» **The request**
Look through the listing for the word "Procedures". Copy each line that has it.

── Data ──

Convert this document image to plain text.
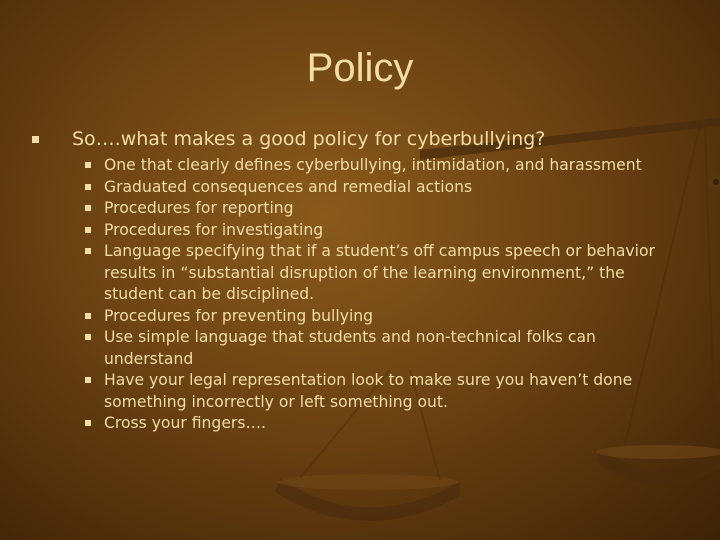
Policy
So….what makes a good policy for cyberbullying?
One that clearly defines cyberbullying, intimidation, and harassment
Graduated consequences and remedial actions
Procedures for reporting
Procedures for investigating
Language specifying that if a student’s off campus speech or behavior results in “substantial disruption of the learning environment,” the student can be disciplined.
Procedures for preventing bullying
Use simple language that students and non-technical folks can understand
Have your legal representation look to make sure you haven’t done something incorrectly or left something out.
Cross your fingers….
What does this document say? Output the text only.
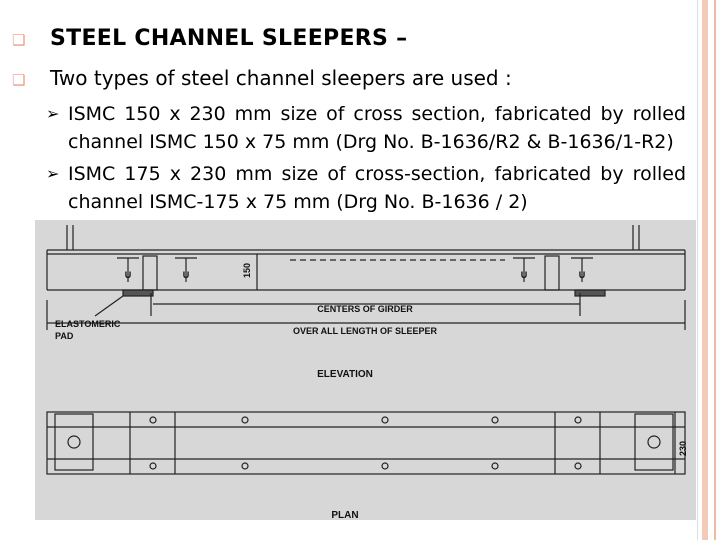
❏	STEEL CHANNEL SLEEPERS –
❏	Two types of steel channel sleepers are used :
➢ ISMC 150 x 230 mm size of cross section, fabricated by rolled channel ISMC 150 x 75 mm (Drg No. B-1636/R2 & B-1636/1-R2)
➢ ISMC 175 x 230 mm size of cross-section, fabricated by rolled channel ISMC-175 x 75 mm (Drg No. B-1636 / 2)
U	U	U	U
150
CENTERS OF GIRDER
ELASTOMERIC
PAD	OVER ALL LENGTH OF SLEEPER
ELEVATION
230
PLAN
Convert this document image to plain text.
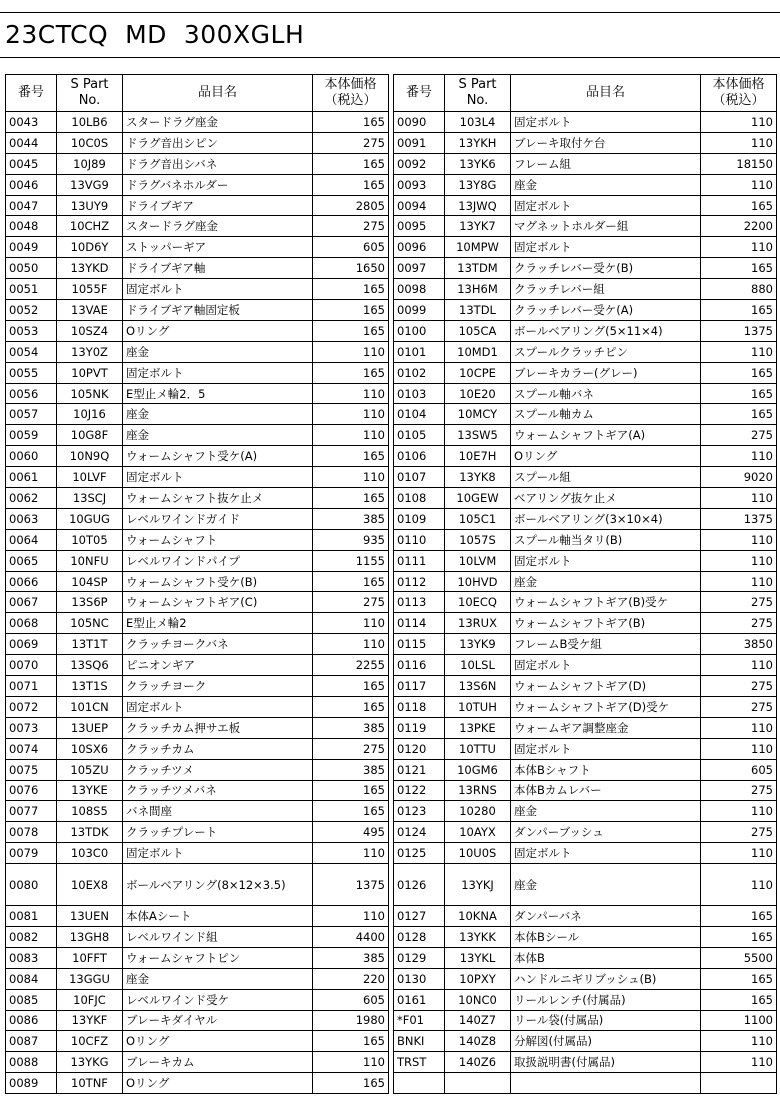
23CTCQ  MD  300XGLH
番号	S Part
No.	品目名	本体価格
（税込）
0043	10LB6	スタードラグ座金	165
0044	10C0S	ドラグ音出シピン	275
0045	10J89	ドラグ音出シバネ	165
0046	13VG9	ドラグバネホルダー	165
0047	13UY9	ドライブギア	2805
0048	10CHZ	スタードラグ座金	275
0049	10D6Y	ストッパーギア	605
0050	13YKD	ドライブギア軸	1650
0051	1055F	固定ボルト	165
0052	13VAE	ドライブギア軸固定板	165
0053	10SZ4	Oリング	165
0054	13Y0Z	座金	110
0055	10PVT	固定ボルト	165
0056	105NK	E型止メ輪2．5	110
0057	10J16	座金	110
0059	10G8F	座金	110
0060	10N9Q	ウォームシャフト受ケ(A)	165
0061	10LVF	固定ボルト	110
0062	13SCJ	ウォームシャフト抜ケ止メ	165
0063	10GUG	レベルワインドガイド	385
0064	10T05	ウォームシャフト	935
0065	10NFU	レベルワインドパイプ	1155
0066	104SP	ウォームシャフト受ケ(B)	165
0067	13S6P	ウォームシャフトギア(C)	275
0068	105NC	E型止メ輪2	110
0069	13T1T	クラッチヨークバネ	110
0070	13SQ6	ピニオンギア	2255
0071	13T1S	クラッチヨーク	165
0072	101CN	固定ボルト	165
0073	13UEP	クラッチカム押サエ板	385
0074	10SX6	クラッチカム	275
0075	105ZU	クラッチツメ	385
0076	13YKE	クラッチツメバネ	165
0077	108S5	バネ間座	165
0078	13TDK	クラッチプレート	495
0079	103C0	固定ボルト	110
0080	10EX8	ボールベアリング(8×12×3.5)	1375
0081	13UEN	本体Aシート	110
0082	13GH8	レベルワインド組	4400
0083	10FFT	ウォームシャフトピン	385
0084	13GGU	座金	220
0085	10FJC	レベルワインド受ケ	605
0086	13YKF	ブレーキダイヤル	1980
0087	10CFZ	Oリング	165
0088	13YKG	ブレーキカム	110
0089	10TNF	Oリング	165
番号	S Part
No.	品目名	本体価格
（税込）
0090	103L4	固定ボルト	110
0091	13YKH	ブレーキ取付ケ台	110
0092	13YK6	フレーム組	18150
0093	13Y8G	座金	110
0094	13JWQ	固定ボルト	165
0095	13YK7	マグネットホルダー組	2200
0096	10MPW	固定ボルト	110
0097	13TDM	クラッチレバー受ケ(B)	165
0098	13H6M	クラッチレバー組	880
0099	13TDL	クラッチレバー受ケ(A)	165
0100	105CA	ボールベアリング(5×11×4)	1375
0101	10MD1	スプールクラッチピン	110
0102	10CPE	ブレーキカラー(グレー)	165
0103	10E20	スプール軸バネ	165
0104	10MCY	スプール軸カム	165
0105	13SW5	ウォームシャフトギア(A)	275
0106	10E7H	Oリング	110
0107	13YK8	スプール組	9020
0108	10GEW	ベアリング抜ケ止メ	110
0109	105C1	ボールベアリング(3×10×4)	1375
0110	1057S	スプール軸当タリ(B)	110
0111	10LVM	固定ボルト	110
0112	10HVD	座金	110
0113	10ECQ	ウォームシャフトギア(B)受ケ	275
0114	13RUX	ウォームシャフトギア(B)	275
0115	13YK9	フレームB受ケ組	3850
0116	10LSL	固定ボルト	110
0117	13S6N	ウォームシャフトギア(D)	275
0118	10TUH	ウォームシャフトギア(D)受ケ	275
0119	13PKE	ウォームギア調整座金	110
0120	10TTU	固定ボルト	110
0121	10GM6	本体Bシャフト	605
0122	13RNS	本体Bカムレバー	275
0123	10280	座金	110
0124	10AYX	ダンパーブッシュ	275
0125	10U0S	固定ボルト	110
0126	13YKJ	座金	110
0127	10KNA	ダンパーバネ	165
0128	13YKK	本体Bシール	165
0129	13YKL	本体B	5500
0130	10PXY	ハンドルニギリブッシュ(B)	165
0161	10NC0	リールレンチ(付属品)	165
*F01	140Z7	リール袋(付属品)	1100
BNKI	140Z8	分解図(付属品)	110
TRST	140Z6	取扱説明書(付属品)	110
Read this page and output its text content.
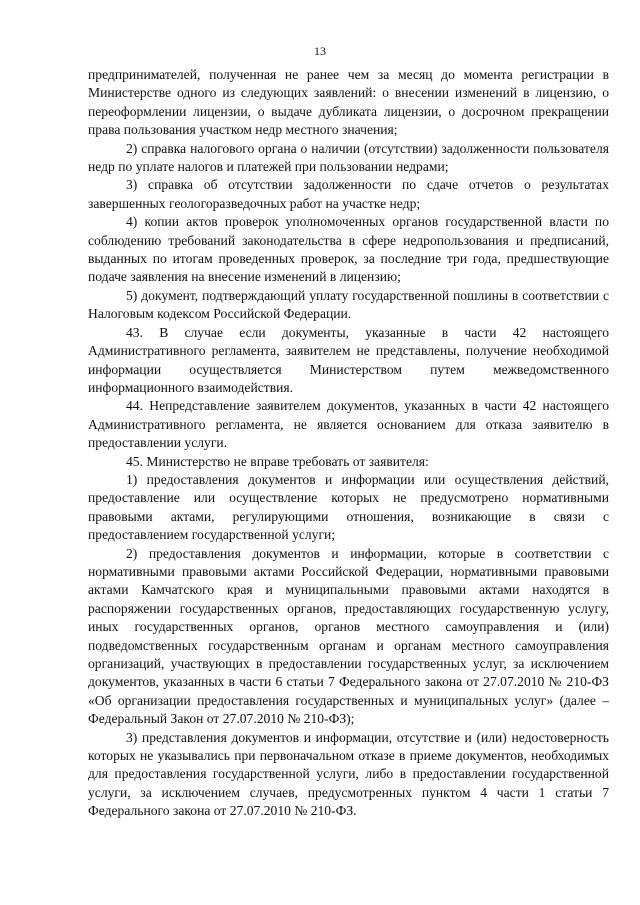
13

предпринимателей, полученная не ранее чем за месяц до момента регистрации в Министерстве одного из следующих заявлений: о внесении изменений в лицензию, о переоформлении лицензии, о выдаче дубликата лицензии, о досрочном прекращении права пользования участком недр местного значения;

2) справка налогового органа о наличии (отсутствии) задолженности пользователя недр по уплате налогов и платежей при пользовании недрами;

3) справка об отсутствии задолженности по сдаче отчетов о результатах завершенных геологоразведочных работ на участке недр;

4) копии актов проверок уполномоченных органов государственной власти по соблюдению требований законодательства в сфере недропользования и предписаний, выданных по итогам проведенных проверок, за последние три года, предшествующие подаче заявления на внесение изменений в лицензию;

5) документ, подтверждающий уплату государственной пошлины в соответствии с Налоговым кодексом Российской Федерации.

43. В случае если документы, указанные в части 42 настоящего Административного регламента, заявителем не представлены, получение необходимой информации осуществляется Министерством путем межведомственного информационного взаимодействия.

44. Непредставление заявителем документов, указанных в части 42 настоящего Административного регламента, не является основанием для отказа заявителю в предоставлении услуги.

45. Министерство не вправе требовать от заявителя:

1) предоставления документов и информации или осуществления действий, предоставление или осуществление которых не предусмотрено нормативными правовыми актами, регулирующими отношения, возникающие в связи с предоставлением государственной услуги;

2) предоставления документов и информации, которые в соответствии с нормативными правовыми актами Российской Федерации, нормативными правовыми актами Камчатского края и муниципальными правовыми актами находятся в распоряжении государственных органов, предоставляющих государственную услугу, иных государственных органов, органов местного самоуправления и (или) подведомственных государственным органам и органам местного самоуправления организаций, участвующих в предоставлении государственных услуг, за исключением документов, указанных в части 6 статьи 7 Федерального закона от 27.07.2010 № 210-ФЗ «Об организации предоставления государственных и муниципальных услуг» (далее – Федеральный Закон от 27.07.2010 № 210-ФЗ);

3) представления документов и информации, отсутствие и (или) недостоверность которых не указывались при первоначальном отказе в приеме документов, необходимых для предоставления государственной услуги, либо в предоставлении государственной услуги, за исключением случаев, предусмотренных пунктом 4 части 1 статьи 7 Федерального закона от 27.07.2010 № 210-ФЗ.
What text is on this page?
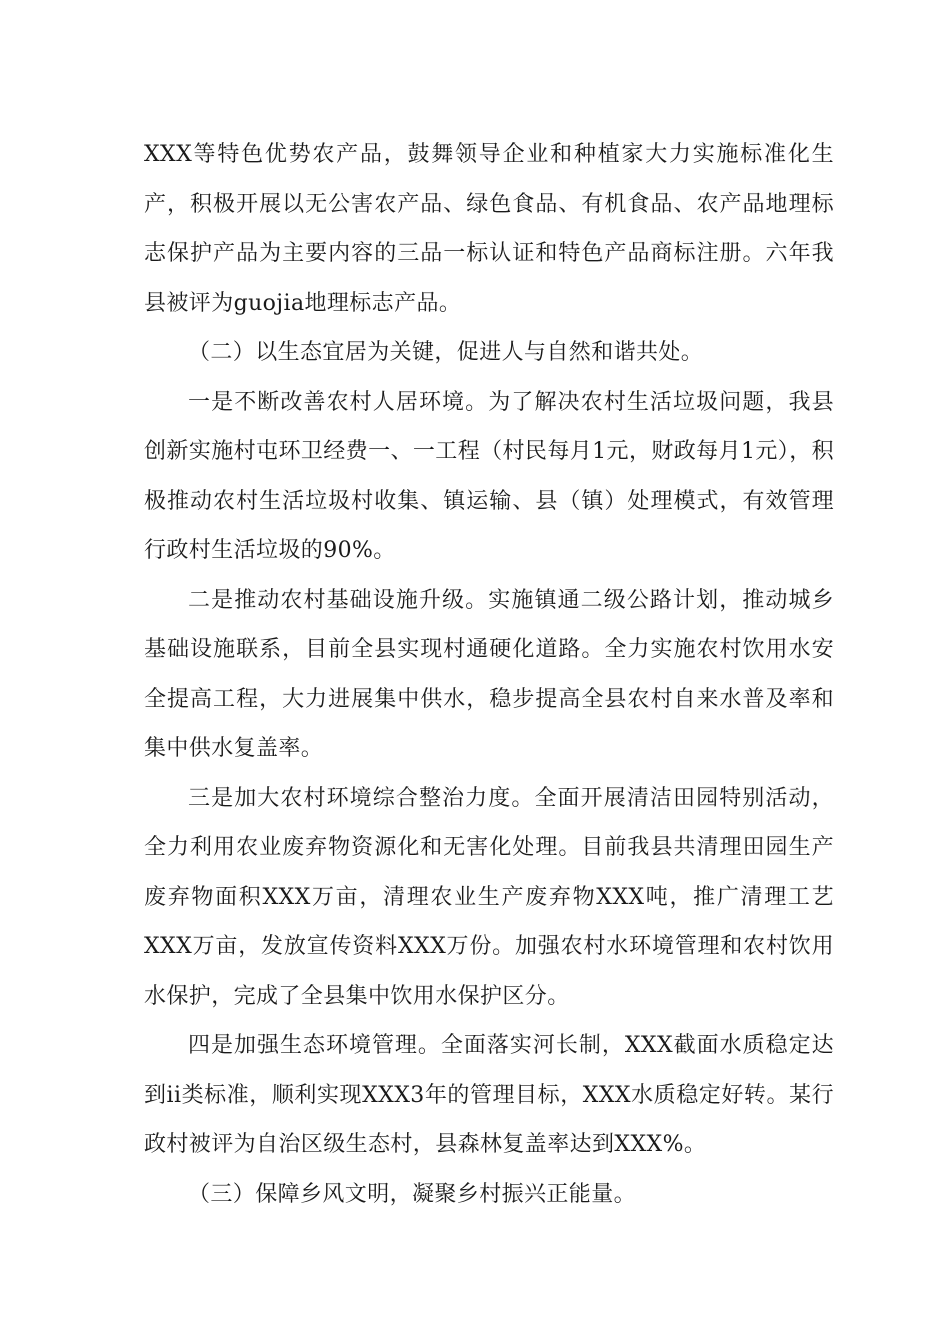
XXX等特色优势农产品，鼓舞领导企业和种植家大力实施标准化生产，积极开展以无公害农产品、绿色食品、有机食品、农产品地理标志保护产品为主要内容的三品一标认证和特色产品商标注册。六年我县被评为guojia地理标志产品。

（二）以生态宜居为关键，促进人与自然和谐共处。

一是不断改善农村人居环境。为了解决农村生活垃圾问题，我县创新实施村屯环卫经费一、一工程（村民每月1元，财政每月1元），积极推动农村生活垃圾村收集、镇运输、县（镇）处理模式，有效管理行政村生活垃圾的90%。

二是推动农村基础设施升级。实施镇通二级公路计划，推动城乡基础设施联系，目前全县实现村通硬化道路。全力实施农村饮用水安全提高工程，大力进展集中供水，稳步提高全县农村自来水普及率和集中供水复盖率。

三是加大农村环境综合整治力度。全面开展清洁田园特别活动，全力利用农业废弃物资源化和无害化处理。目前我县共清理田园生产废弃物面积XXX万亩，清理农业生产废弃物XXX吨，推广清理工艺XXX万亩，发放宣传资料XXX万份。加强农村水环境管理和农村饮用水保护，完成了全县集中饮用水保护区分。

四是加强生态环境管理。全面落实河长制，XXX截面水质稳定达到ii类标准，顺利实现XXX3年的管理目标，XXX水质稳定好转。某行政村被评为自治区级生态村，县森林复盖率达到XXX%。

（三）保障乡风文明，凝聚乡村振兴正能量。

───

» **Solved exercise**
Procedures for reporting
Procedures for investigating
Procedures for preventing bullying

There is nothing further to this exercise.